Given task A :: From the rows below, keep only the lines that contain the string "watermark" and copy each of them out.
========
Grief & Love, Voices & Tears

A woman friend, Marion, somehow lives through double-duty-grieving these days.

Just over four years ago, her gorgeous 22 year old daughter, her only child, was killed in a car accident in Seattle.  Marion and her ex-husband agreed to having their daughter’s organs donated.  While all organs below the neck were in perfect condition, their daughter’s brain was damaged beyond a continued life.

Then, early this year, Marion’s new husband of 9 years collapsed with a heart attack.  Today would have been their 10th wedding anniversary.

Later today Marion will be on the plane heading to another province where she’ll immerse herself in the presence of her elderly mom.

I love Marion for a number of reasons.  Her expansive heart holds a capacity for love that astounds me.  She’s no fool which seems to have made even more room for love.
========
Given task B :: In the post about grief and love, in which city was Marion's daughter killed?
========
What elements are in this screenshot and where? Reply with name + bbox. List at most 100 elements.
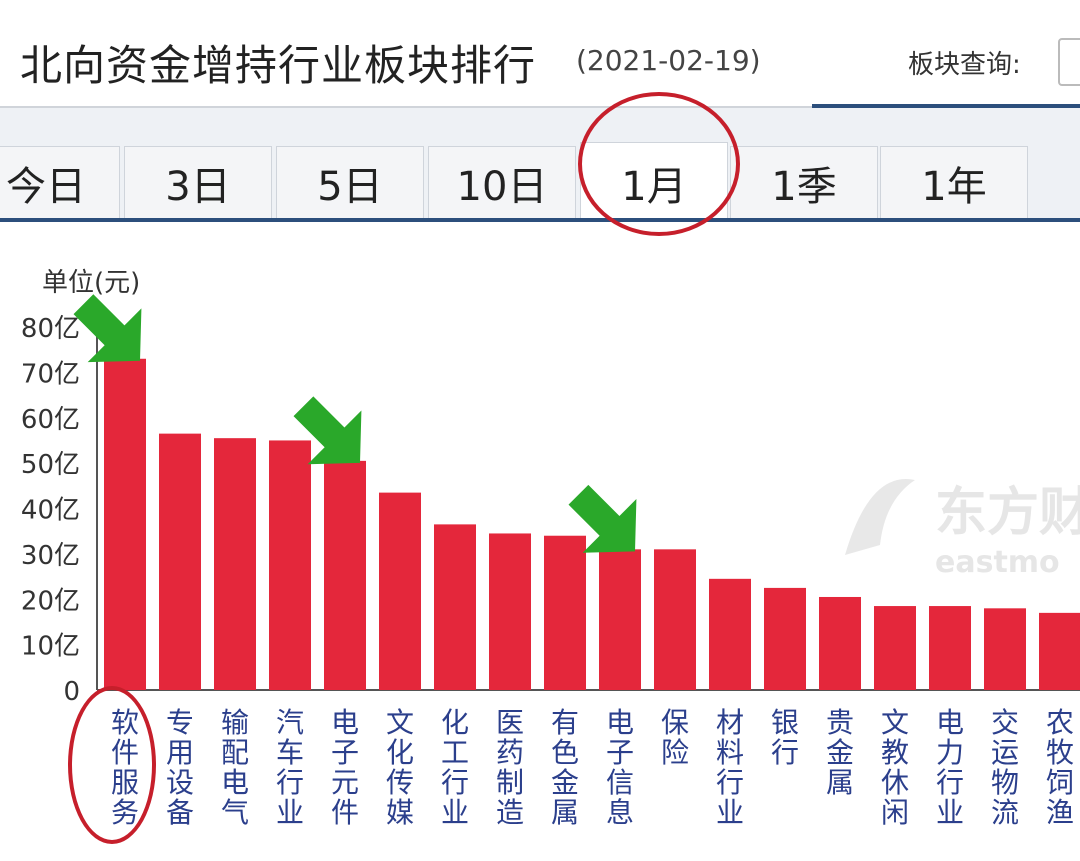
green-arrow-icon: [568, 484, 637, 553]
green-arrow-icon: [293, 396, 362, 465]
watermark-logo-icon: [845, 478, 915, 555]
x-tick-label: 业: [441, 796, 469, 829]
x-tick-label: 交: [991, 706, 1019, 739]
x-tick-label: 险: [661, 736, 689, 769]
bar: [159, 433, 201, 690]
bar: [984, 608, 1026, 690]
x-tick-label: 专: [166, 706, 194, 739]
x-tick-label: 业: [936, 796, 964, 829]
bar: [489, 533, 531, 690]
y-tick-label: 30亿: [21, 541, 80, 571]
x-tick-label: 流: [991, 796, 1019, 829]
x-tick-label: 传: [386, 766, 414, 799]
date-label: (2021-02-19): [576, 44, 761, 77]
bar: [379, 492, 421, 690]
x-tick-label: 电: [606, 706, 634, 739]
x-tick-label: 文: [881, 706, 909, 739]
bar: [269, 440, 311, 690]
tab-7[interactable]: 1年: [880, 146, 1028, 218]
bar: [874, 606, 916, 690]
y-tick-label: 0: [63, 677, 80, 707]
bar: [599, 549, 641, 690]
bar: [544, 535, 586, 690]
bar: [214, 438, 256, 690]
x-tick-label: 行: [771, 736, 799, 769]
page-header: 北向资金增持行业板块排行 (2021-02-19) 板块查询:: [0, 0, 1080, 108]
x-tick-label: 休: [881, 766, 909, 799]
x-tick-label: 银: [771, 706, 799, 739]
x-tick-label: 电: [936, 706, 964, 739]
green-arrow-icon: [73, 294, 142, 363]
x-tick-label: 贵: [826, 706, 854, 739]
y-tick-label: 20亿: [21, 586, 80, 616]
bar: [324, 460, 366, 690]
x-tick-label: 保: [661, 706, 689, 739]
x-tick-label: 金: [826, 736, 854, 769]
sector-query-label: 板块查询:: [908, 50, 1021, 80]
tab-4[interactable]: 10日: [428, 146, 576, 218]
x-tick-label: 闲: [881, 796, 909, 829]
x-tick-label: 配: [221, 736, 249, 769]
x-tick-label: 饲: [1046, 766, 1074, 799]
annotation-circle-1m-tab: [578, 92, 740, 236]
x-tick-label: 车: [276, 736, 304, 769]
tab-2[interactable]: 3日: [124, 146, 272, 218]
y-tick-label: 10亿: [21, 632, 80, 662]
bar: [654, 549, 696, 690]
x-tick-label: 金: [551, 766, 579, 799]
bar: [1039, 612, 1080, 690]
watermark-cn: 东方财: [935, 483, 1080, 543]
bar: [709, 578, 751, 690]
bar: [929, 606, 971, 690]
x-tick-label: 电: [221, 766, 249, 799]
x-tick-label: 行: [441, 766, 469, 799]
tab-3[interactable]: 5日: [276, 146, 424, 218]
bar: [764, 587, 806, 690]
x-tick-label: 汽: [276, 706, 304, 739]
x-tick-label: 有: [551, 706, 579, 739]
unit-label: 单位(元): [42, 268, 141, 298]
bar: [434, 524, 476, 690]
x-tick-label: 设: [166, 766, 194, 799]
bar: [104, 358, 146, 690]
y-tick-label: 50亿: [21, 450, 80, 480]
tab-6[interactable]: 1季: [730, 146, 878, 218]
tab-underline: [0, 218, 1080, 222]
x-tick-label: 制: [496, 766, 524, 799]
x-tick-label: 气: [221, 796, 249, 829]
x-tick-label: 子: [331, 736, 359, 769]
x-tick-label: 造: [496, 796, 524, 829]
y-tick-label: 70亿: [21, 359, 80, 389]
x-tick-label: 媒: [386, 796, 414, 829]
x-tick-label: 用: [166, 736, 194, 769]
tab-1[interactable]: 今日: [0, 146, 120, 218]
header-divider: [0, 106, 812, 108]
x-tick-label: 力: [936, 736, 964, 769]
x-tick-label: 元: [331, 766, 359, 799]
x-tick-label: 工: [441, 736, 469, 769]
x-tick-label: 业: [716, 796, 744, 829]
page-title: 北向资金增持行业板块排行: [20, 41, 537, 90]
x-tick-label: 料: [716, 736, 744, 769]
x-tick-label: 医: [496, 706, 524, 739]
x-tick-label: 材: [716, 706, 744, 739]
x-tick-label: 行: [276, 766, 304, 799]
x-tick-label: 化: [386, 736, 414, 769]
x-tick-label: 渔: [1046, 796, 1074, 829]
x-tick-label: 农: [1046, 706, 1074, 739]
x-tick-label: 电: [331, 706, 359, 739]
x-tick-label: 化: [441, 706, 469, 739]
watermark-en: eastmo: [935, 545, 1060, 580]
x-tick-label: 输: [221, 706, 249, 739]
x-tick-label: 件: [331, 796, 359, 829]
x-tick-label: 教: [881, 736, 909, 769]
x-tick-label: 文: [386, 706, 414, 739]
bar: [819, 596, 861, 690]
x-tick-label: 属: [551, 796, 579, 829]
y-tick-label: 60亿: [21, 405, 80, 435]
sector-query-input[interactable]: [1058, 38, 1080, 86]
annotation-circle-software: [68, 686, 156, 844]
x-tick-label: 属: [826, 766, 854, 799]
y-tick-label: 40亿: [21, 496, 80, 526]
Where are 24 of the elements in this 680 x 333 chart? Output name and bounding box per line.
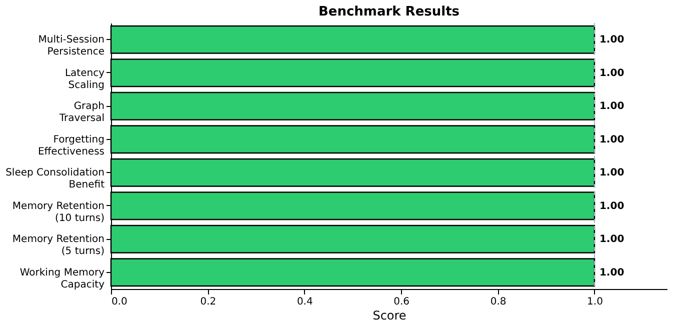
x-tick-label: 0.4: [296, 296, 313, 308]
data-label: 1.00: [599, 68, 624, 79]
data-label: 1.00: [599, 34, 624, 46]
x-axis-title: Score: [372, 308, 406, 322]
y-tick-label: Memory Retention (5 turns): [12, 234, 105, 258]
x-tick-label: 0.8: [490, 296, 506, 308]
y-tick-label: Memory Retention (10 turns): [12, 200, 105, 224]
y-tick-label: Working Memory Capacity: [20, 267, 105, 290]
y-tick-label: Graph Traversal: [58, 101, 104, 124]
x-tick-label: 0.2: [200, 296, 216, 308]
y-tick-label: Latency Scaling: [64, 68, 105, 91]
x-tick-label: 0.0: [112, 296, 128, 308]
x-tick-label: 1.0: [587, 296, 603, 308]
chart-title: Benchmark Results: [318, 4, 460, 20]
data-label: 1.00: [599, 267, 624, 278]
y-tick-label: Forgetting Effectiveness: [38, 134, 104, 158]
y-tick-label: Multi-Session Persistence: [38, 34, 104, 58]
x-tick-label: 0.6: [394, 296, 410, 308]
data-label: 1.00: [599, 101, 624, 112]
data-label: 1.00: [599, 200, 624, 212]
data-label: 1.00: [599, 234, 624, 246]
y-tick-label: Sleep Consolidation Benefit: [6, 168, 105, 191]
data-label: 1.00: [599, 134, 624, 146]
data-label: 1.00: [599, 168, 624, 179]
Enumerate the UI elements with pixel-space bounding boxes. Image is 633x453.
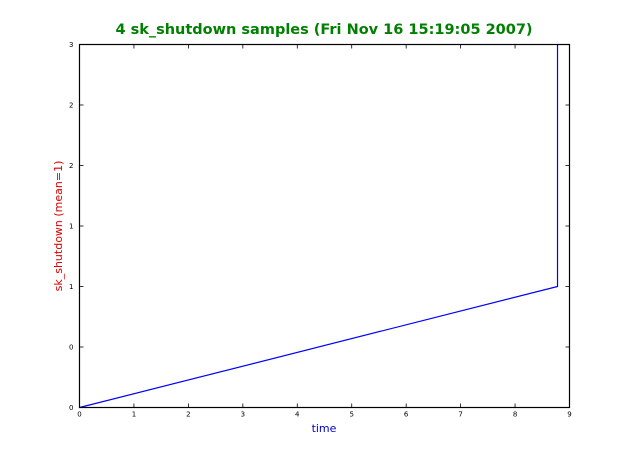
series-line	[79, 44, 559, 409]
chart-title: 4 sk_shutdown samples (Fri Nov 16 15:19:…	[115, 22, 532, 38]
x-tick-label: 3	[241, 411, 245, 419]
y-tick-label: 3	[69, 41, 73, 49]
x-tick-label: 0	[77, 411, 81, 419]
y-tick-label: 2	[69, 162, 73, 170]
plot-frame	[78, 43, 571, 409]
x-tick-label: 9	[567, 411, 571, 419]
x-axis-label: time	[312, 422, 337, 435]
plot-area	[79, 44, 559, 409]
x-tick-label: 6	[404, 411, 409, 419]
x-tick-label: 4	[295, 411, 300, 419]
y-axis: 0 0 1 1 2 2 3	[69, 41, 570, 412]
x-axis: 0 1 2 3 4 5 6 7 8 9	[77, 44, 572, 419]
y-axis-label: sk_shutdown (mean=1)	[52, 161, 65, 292]
y-tick-label: 1	[69, 283, 73, 291]
x-tick-label: 8	[513, 411, 517, 419]
x-tick-label: 5	[349, 411, 353, 419]
y-tick-label: 1	[69, 223, 73, 231]
y-tick-label: 2	[69, 102, 73, 110]
x-tick-label: 2	[186, 411, 190, 419]
y-tick-label: 0	[69, 344, 73, 352]
x-tick-label: 7	[458, 411, 462, 419]
x-tick-label: 1	[132, 411, 136, 419]
y-tick-label: 0	[69, 404, 73, 412]
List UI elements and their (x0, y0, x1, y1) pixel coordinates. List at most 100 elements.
========
Full response A ::
watermark-logo-icon: [845, 478, 915, 555]
watermark-cn: 东方财: [935, 483, 1080, 543]
watermark-en: eastmo: [935, 545, 1060, 580]

Full response B :: Seattle.